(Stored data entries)
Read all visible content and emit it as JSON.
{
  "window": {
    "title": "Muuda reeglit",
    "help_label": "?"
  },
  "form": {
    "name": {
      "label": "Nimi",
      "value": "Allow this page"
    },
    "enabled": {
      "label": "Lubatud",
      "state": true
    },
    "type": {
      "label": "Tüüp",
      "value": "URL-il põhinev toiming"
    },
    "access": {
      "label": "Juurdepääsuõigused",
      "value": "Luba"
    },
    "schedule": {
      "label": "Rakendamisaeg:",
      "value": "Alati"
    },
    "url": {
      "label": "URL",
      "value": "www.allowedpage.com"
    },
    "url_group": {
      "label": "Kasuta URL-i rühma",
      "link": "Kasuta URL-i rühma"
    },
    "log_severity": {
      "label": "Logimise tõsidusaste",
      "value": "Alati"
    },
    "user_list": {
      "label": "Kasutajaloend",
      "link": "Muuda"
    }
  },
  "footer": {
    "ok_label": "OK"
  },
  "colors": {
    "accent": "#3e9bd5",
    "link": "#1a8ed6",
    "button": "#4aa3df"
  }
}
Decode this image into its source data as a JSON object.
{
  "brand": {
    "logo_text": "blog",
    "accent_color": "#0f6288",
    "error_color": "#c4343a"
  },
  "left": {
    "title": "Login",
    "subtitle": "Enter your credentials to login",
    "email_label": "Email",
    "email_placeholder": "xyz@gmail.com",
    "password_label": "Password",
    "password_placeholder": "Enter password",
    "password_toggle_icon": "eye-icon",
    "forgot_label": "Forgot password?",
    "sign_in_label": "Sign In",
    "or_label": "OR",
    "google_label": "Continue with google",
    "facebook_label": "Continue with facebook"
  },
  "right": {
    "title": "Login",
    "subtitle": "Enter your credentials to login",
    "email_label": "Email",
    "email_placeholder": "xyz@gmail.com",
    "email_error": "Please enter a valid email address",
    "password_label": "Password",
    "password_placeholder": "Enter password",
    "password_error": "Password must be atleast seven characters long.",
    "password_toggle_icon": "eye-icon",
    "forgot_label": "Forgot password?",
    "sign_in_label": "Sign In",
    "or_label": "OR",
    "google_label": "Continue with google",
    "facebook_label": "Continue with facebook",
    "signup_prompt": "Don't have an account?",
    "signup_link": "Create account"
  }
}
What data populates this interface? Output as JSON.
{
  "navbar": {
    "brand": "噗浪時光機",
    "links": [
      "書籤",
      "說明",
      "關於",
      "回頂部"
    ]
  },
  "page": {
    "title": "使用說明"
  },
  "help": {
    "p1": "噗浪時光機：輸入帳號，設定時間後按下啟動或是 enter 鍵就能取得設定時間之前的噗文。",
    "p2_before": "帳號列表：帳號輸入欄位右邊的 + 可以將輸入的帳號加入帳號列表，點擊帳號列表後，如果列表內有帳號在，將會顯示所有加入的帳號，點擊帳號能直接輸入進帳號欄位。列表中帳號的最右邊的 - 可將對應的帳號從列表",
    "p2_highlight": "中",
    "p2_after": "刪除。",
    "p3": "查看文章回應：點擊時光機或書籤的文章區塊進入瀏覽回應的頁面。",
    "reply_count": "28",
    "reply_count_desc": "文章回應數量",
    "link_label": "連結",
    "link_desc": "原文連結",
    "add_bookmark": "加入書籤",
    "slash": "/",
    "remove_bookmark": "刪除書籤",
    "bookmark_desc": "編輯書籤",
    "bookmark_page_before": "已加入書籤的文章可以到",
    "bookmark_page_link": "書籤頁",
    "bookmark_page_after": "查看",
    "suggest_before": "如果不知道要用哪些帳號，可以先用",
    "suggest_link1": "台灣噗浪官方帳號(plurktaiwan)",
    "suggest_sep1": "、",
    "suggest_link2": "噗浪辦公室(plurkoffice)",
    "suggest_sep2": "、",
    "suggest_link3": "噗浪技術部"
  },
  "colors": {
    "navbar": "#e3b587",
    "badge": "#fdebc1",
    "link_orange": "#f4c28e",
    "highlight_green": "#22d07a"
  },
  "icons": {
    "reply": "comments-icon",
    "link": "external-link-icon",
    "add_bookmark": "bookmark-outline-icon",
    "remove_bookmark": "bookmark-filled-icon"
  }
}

● Exercise prompt
Scan the lines for the string "with". Copy out each line that matches.

● Reply
    "google_label": "Continue with google",
    "facebook_label": "Continue with facebook"
    "google_label": "Continue with google",
    "facebook_label": "Continue with facebook",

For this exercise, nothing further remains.